* THE TASK
Write out all of the data exactly as it appears.
>>>
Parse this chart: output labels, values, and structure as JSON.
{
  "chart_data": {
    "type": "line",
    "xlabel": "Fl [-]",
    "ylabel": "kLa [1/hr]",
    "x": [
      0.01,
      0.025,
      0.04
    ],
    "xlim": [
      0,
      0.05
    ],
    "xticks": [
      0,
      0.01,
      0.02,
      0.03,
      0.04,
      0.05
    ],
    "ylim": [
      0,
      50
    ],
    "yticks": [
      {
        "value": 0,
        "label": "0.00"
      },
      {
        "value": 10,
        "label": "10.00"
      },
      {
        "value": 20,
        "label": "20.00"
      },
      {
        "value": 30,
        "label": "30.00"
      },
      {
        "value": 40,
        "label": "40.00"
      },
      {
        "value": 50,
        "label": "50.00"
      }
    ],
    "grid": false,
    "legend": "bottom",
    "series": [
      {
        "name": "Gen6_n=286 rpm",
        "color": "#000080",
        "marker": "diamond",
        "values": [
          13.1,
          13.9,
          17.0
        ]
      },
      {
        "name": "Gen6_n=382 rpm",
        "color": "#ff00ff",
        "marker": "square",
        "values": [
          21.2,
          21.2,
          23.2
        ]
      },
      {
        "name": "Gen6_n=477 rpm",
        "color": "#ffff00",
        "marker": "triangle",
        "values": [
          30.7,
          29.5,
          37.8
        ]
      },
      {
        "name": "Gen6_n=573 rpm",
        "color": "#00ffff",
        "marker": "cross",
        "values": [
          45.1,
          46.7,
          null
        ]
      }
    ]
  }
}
<<<
* REPLY
Parse this chart: output labels, values, and structure as JSON.
{
  "chart_data": {
    "type": "line",
    "xlabel": "Fl [-]",
    "ylabel": "kLa [1/hr]",
    "x": [
      0.01,
      0.025,
      0.04
    ],
    "xlim": [
      0,
      0.05
    ],
    "xticks": [
      0,
      0.01,
      0.02,
      0.03,
      0.04,
      0.05
    ],
    "ylim": [
      0,
      50
    ],
    "yticks": [
      {
        "value": 0,
        "label": "0.00"
      },
      {
        "value": 10,
        "label": "10.00"
      },
      {
        "value": 20,
        "label": "20.00"
      },
      {
        "value": 30,
        "label": "30.00"
      },
      {
        "value": 40,
        "label": "40.00"
      },
      {
        "value": 50,
        "label": "50.00"
      }
    ],
    "grid": false,
    "legend": "bottom",
    "series": [
      {
        "name": "Gen6_n=286 rpm",
        "color": "#000080",
        "marker": "diamond",
        "values": [
          13.1,
          13.9,
          17.0
        ]
      },
      {
        "name": "Gen6_n=382 rpm",
        "color": "#ff00ff",
        "marker": "square",
        "values": [
          21.2,
          21.2,
          23.2
        ]
      },
      {
        "name": "Gen6_n=477 rpm",
        "color": "#ffff00",
        "marker": "triangle",
        "values": [
          30.7,
          29.5,
          37.8
        ]
      },
      {
        "name": "Gen6_n=573 rpm",
        "color": "#00ffff",
        "marker": "cross",
        "values": [
          45.1,
          46.7,
          null
        ]
      }
    ]
  }
}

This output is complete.